The problem :: Check each line of the material below, and copy it if it holds the string "PUBLIC".

Records for this task ::
[Begin]
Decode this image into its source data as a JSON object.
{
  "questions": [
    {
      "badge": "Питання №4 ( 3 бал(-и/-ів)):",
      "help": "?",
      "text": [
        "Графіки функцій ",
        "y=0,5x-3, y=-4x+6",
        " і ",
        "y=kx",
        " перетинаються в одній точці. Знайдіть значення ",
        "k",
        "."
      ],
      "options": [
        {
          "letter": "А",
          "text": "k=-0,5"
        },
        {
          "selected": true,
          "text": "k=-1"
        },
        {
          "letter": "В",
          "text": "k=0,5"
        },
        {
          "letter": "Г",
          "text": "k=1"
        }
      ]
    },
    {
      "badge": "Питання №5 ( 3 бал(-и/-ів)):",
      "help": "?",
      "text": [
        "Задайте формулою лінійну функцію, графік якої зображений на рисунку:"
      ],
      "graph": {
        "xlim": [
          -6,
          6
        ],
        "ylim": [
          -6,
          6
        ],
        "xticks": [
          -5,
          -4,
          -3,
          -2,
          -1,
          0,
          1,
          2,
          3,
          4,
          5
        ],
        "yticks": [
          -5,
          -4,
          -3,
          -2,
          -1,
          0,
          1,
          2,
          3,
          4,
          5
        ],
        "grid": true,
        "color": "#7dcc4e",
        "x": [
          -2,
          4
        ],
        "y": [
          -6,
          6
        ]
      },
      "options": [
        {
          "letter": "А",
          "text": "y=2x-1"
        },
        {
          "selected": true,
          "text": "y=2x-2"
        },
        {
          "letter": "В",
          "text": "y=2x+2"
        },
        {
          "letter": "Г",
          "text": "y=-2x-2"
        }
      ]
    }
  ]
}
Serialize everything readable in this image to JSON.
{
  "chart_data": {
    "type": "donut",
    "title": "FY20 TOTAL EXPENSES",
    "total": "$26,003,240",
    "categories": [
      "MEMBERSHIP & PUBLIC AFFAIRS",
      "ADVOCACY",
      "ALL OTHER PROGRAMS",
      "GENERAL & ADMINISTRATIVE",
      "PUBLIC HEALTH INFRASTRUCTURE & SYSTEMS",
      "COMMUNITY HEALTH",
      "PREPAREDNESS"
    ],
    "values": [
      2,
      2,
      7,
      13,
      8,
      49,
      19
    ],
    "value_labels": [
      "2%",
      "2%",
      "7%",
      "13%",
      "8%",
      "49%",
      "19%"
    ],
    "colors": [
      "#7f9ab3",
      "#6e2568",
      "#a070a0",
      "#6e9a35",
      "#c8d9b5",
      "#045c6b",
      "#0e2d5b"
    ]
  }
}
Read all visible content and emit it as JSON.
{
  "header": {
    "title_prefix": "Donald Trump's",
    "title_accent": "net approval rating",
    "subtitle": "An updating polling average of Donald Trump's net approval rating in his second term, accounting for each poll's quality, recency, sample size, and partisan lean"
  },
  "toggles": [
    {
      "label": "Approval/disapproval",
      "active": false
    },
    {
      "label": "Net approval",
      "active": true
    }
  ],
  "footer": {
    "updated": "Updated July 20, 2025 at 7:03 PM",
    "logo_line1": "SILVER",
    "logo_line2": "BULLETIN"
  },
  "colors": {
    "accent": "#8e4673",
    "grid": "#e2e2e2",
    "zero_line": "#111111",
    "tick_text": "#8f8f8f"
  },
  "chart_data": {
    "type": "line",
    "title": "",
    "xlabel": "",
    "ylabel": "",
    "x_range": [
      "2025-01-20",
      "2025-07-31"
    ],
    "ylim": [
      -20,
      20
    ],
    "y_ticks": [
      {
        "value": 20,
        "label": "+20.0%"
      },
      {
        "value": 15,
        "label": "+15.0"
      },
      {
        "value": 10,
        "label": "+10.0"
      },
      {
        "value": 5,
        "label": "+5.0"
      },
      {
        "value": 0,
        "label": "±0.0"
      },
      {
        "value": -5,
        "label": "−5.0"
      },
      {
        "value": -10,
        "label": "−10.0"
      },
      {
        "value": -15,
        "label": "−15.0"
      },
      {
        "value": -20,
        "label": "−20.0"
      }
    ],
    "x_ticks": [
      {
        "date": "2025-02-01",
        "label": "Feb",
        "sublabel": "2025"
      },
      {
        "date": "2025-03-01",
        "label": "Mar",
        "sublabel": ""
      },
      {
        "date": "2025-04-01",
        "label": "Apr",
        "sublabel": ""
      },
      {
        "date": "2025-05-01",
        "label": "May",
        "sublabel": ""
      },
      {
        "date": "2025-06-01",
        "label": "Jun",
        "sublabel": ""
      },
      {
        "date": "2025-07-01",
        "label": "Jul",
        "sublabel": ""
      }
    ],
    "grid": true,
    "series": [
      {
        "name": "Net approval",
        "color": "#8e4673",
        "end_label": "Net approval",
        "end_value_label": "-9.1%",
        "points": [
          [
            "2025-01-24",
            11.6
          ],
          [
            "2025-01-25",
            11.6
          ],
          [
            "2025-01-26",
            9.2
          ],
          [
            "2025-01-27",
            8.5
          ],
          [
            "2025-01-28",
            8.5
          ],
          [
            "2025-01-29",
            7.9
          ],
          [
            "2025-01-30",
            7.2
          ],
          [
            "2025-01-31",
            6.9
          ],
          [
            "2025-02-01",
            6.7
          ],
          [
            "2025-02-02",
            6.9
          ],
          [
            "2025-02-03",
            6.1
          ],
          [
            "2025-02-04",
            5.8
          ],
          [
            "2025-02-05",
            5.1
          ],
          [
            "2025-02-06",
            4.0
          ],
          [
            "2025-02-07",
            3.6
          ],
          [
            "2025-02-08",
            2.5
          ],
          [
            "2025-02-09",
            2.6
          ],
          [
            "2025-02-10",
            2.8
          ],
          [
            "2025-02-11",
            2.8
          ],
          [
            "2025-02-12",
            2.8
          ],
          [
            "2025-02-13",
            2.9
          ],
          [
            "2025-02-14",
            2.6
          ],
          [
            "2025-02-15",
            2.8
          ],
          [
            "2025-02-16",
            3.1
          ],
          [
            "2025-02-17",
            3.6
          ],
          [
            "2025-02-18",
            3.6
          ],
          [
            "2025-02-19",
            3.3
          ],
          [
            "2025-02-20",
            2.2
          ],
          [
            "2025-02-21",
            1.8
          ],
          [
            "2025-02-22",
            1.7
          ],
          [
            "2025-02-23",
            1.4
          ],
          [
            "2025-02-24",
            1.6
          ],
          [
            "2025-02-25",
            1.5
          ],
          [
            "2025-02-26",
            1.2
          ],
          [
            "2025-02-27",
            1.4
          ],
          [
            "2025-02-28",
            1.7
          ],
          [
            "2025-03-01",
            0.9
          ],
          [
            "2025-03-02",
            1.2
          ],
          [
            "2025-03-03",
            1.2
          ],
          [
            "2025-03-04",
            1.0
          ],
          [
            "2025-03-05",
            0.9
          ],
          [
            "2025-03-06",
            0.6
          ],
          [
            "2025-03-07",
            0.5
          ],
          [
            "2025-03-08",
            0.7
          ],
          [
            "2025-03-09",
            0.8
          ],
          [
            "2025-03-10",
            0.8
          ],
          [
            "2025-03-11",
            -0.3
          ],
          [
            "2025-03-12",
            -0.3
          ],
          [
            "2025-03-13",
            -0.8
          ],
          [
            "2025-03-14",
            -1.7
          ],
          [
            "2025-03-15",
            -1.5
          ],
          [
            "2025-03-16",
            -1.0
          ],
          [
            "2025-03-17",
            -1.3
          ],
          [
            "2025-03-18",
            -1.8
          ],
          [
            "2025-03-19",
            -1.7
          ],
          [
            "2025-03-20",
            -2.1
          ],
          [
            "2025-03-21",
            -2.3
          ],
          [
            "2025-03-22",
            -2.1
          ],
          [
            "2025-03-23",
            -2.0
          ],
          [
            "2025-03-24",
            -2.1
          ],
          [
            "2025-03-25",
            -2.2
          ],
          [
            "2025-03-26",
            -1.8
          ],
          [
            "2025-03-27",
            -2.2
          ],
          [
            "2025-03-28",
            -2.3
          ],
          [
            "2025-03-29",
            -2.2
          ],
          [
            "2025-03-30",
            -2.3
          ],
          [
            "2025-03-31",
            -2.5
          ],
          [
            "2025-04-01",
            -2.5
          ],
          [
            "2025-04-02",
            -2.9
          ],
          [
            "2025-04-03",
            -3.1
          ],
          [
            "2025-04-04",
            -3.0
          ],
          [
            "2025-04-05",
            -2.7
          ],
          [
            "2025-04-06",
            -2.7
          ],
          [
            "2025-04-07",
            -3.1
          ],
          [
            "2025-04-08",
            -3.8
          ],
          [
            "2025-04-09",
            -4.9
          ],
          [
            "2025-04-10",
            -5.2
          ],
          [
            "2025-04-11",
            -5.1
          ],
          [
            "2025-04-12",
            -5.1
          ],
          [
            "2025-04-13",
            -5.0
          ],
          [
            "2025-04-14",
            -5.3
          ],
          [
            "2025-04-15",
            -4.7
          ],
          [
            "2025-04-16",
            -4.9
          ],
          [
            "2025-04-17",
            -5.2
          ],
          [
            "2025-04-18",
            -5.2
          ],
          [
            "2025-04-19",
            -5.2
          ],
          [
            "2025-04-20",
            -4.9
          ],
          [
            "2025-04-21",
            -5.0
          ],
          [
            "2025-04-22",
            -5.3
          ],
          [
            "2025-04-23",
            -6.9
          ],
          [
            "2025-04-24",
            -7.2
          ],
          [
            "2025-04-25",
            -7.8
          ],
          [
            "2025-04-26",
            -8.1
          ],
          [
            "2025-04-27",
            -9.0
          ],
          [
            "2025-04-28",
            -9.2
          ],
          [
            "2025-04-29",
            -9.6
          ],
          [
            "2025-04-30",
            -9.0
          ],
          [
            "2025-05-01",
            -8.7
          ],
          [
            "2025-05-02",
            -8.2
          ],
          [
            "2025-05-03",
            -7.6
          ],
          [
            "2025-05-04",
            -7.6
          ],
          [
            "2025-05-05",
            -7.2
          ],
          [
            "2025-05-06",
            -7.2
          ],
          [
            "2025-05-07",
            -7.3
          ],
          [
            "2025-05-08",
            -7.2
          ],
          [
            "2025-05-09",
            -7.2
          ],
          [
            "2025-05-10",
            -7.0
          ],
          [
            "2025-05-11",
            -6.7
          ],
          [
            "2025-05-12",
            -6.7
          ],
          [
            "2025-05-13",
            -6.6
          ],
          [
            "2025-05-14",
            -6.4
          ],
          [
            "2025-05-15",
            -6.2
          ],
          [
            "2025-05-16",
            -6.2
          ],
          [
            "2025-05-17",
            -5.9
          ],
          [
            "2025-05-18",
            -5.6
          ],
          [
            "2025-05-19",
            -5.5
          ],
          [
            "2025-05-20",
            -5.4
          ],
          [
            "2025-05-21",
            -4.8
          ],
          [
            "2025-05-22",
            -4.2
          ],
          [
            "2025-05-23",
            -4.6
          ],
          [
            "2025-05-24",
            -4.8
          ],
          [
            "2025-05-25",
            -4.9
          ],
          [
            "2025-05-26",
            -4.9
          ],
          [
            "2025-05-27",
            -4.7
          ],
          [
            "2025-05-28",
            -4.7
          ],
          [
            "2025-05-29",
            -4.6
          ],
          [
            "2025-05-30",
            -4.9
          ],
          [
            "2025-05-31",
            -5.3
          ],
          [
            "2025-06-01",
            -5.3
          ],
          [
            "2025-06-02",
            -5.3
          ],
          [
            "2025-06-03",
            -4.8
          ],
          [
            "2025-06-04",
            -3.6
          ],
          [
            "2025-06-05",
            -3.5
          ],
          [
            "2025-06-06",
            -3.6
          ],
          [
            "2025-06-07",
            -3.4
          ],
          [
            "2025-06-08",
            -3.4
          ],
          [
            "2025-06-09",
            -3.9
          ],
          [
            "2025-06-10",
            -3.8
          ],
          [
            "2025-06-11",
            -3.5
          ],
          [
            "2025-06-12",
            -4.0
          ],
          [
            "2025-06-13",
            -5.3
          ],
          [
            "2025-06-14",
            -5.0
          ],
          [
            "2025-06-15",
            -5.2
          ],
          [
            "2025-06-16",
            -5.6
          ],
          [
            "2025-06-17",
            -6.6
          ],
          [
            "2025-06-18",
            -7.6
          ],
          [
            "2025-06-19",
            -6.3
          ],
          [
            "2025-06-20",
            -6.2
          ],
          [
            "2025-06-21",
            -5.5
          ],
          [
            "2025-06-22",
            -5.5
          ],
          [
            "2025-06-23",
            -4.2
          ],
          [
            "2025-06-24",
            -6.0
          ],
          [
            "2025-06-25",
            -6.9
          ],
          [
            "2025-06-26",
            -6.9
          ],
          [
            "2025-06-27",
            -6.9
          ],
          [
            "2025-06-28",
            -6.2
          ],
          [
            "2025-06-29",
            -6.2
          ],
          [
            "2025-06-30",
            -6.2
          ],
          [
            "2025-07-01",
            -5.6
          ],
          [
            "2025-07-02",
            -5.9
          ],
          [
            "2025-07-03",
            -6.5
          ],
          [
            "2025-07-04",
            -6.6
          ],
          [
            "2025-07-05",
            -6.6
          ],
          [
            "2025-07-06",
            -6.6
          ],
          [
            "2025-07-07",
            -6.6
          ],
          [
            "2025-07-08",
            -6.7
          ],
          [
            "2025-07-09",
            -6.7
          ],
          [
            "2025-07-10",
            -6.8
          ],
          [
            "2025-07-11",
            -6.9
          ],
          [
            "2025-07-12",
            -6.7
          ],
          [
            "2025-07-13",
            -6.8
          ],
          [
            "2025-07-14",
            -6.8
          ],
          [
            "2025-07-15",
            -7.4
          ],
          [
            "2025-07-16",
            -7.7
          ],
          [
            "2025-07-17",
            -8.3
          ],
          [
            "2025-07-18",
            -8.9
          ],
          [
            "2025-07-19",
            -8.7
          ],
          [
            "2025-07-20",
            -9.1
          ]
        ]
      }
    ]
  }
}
[End]
Result below ::
      "MEMBERSHIP & PUBLIC AFFAIRS",
      "PUBLIC HEALTH INFRASTRUCTURE & SYSTEMS",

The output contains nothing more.